*Exercise aim*:
Your task is to copy every line of the records below that contains "Камчатки".

*Records for processing*:
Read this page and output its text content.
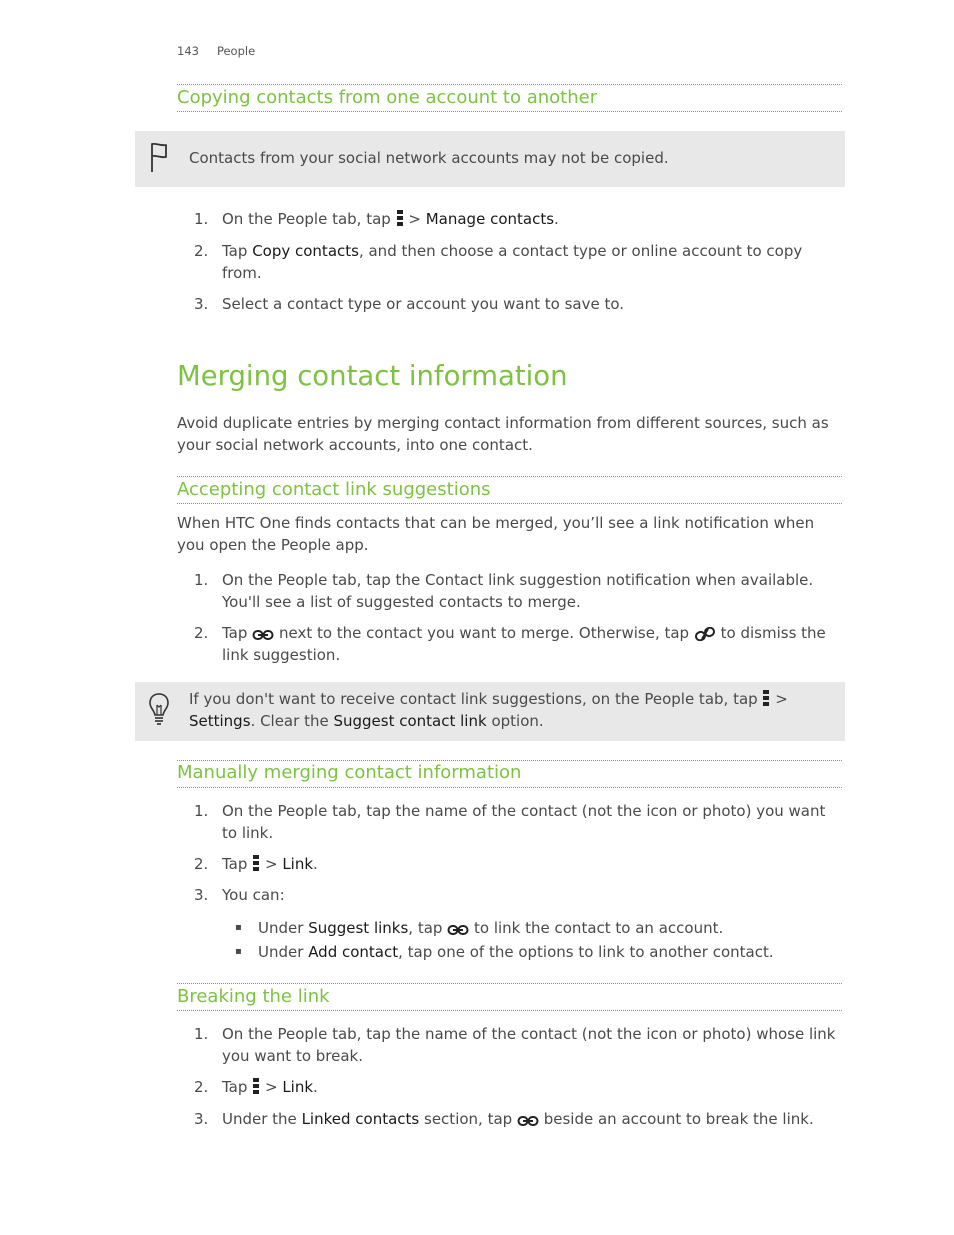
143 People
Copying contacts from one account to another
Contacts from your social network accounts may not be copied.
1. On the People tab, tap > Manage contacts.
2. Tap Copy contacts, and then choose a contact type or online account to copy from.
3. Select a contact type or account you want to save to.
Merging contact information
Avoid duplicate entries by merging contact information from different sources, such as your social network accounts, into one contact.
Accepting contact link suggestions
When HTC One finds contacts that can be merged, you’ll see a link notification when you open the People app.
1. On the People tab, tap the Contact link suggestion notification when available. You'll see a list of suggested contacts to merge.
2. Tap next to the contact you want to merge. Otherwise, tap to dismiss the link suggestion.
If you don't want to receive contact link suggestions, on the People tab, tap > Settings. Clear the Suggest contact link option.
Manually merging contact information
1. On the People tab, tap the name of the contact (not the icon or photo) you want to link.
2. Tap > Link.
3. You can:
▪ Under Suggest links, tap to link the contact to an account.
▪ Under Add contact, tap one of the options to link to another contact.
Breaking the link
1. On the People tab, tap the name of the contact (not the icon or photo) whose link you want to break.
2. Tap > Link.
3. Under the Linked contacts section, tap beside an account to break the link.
==
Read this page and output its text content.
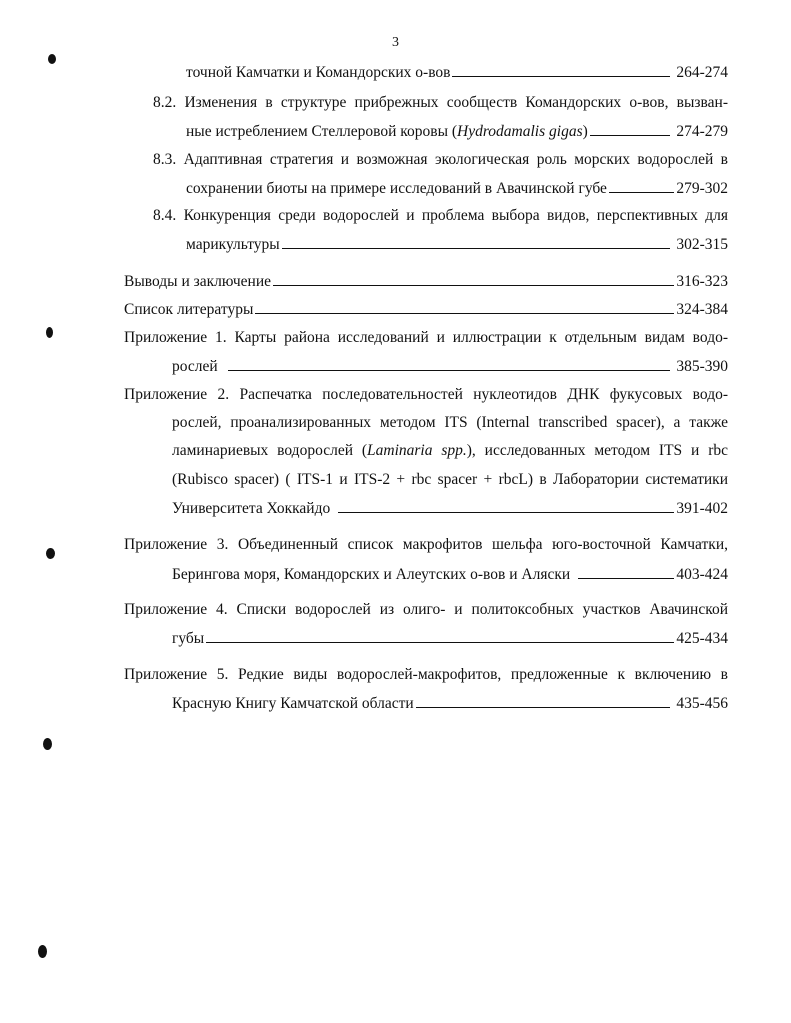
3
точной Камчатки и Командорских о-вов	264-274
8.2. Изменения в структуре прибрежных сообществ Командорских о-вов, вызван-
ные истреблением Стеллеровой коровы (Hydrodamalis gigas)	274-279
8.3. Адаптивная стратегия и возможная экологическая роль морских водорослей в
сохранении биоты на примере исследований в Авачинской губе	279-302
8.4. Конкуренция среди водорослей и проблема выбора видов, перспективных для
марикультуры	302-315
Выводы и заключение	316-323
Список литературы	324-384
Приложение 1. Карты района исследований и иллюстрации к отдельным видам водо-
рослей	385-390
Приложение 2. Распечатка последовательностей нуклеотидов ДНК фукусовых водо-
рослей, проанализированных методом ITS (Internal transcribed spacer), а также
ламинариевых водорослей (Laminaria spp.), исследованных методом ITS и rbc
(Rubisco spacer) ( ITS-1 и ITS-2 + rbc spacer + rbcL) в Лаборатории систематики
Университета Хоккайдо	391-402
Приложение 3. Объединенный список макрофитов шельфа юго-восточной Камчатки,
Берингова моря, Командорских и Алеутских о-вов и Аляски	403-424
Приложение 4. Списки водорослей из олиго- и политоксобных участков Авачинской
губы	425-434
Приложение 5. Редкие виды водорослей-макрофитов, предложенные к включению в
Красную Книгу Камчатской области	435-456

*Response to the task*:
точной Камчатки и Командорских о-вов	264-274
Приложение 3. Объединенный список макрофитов шельфа юго-восточной Камчатки,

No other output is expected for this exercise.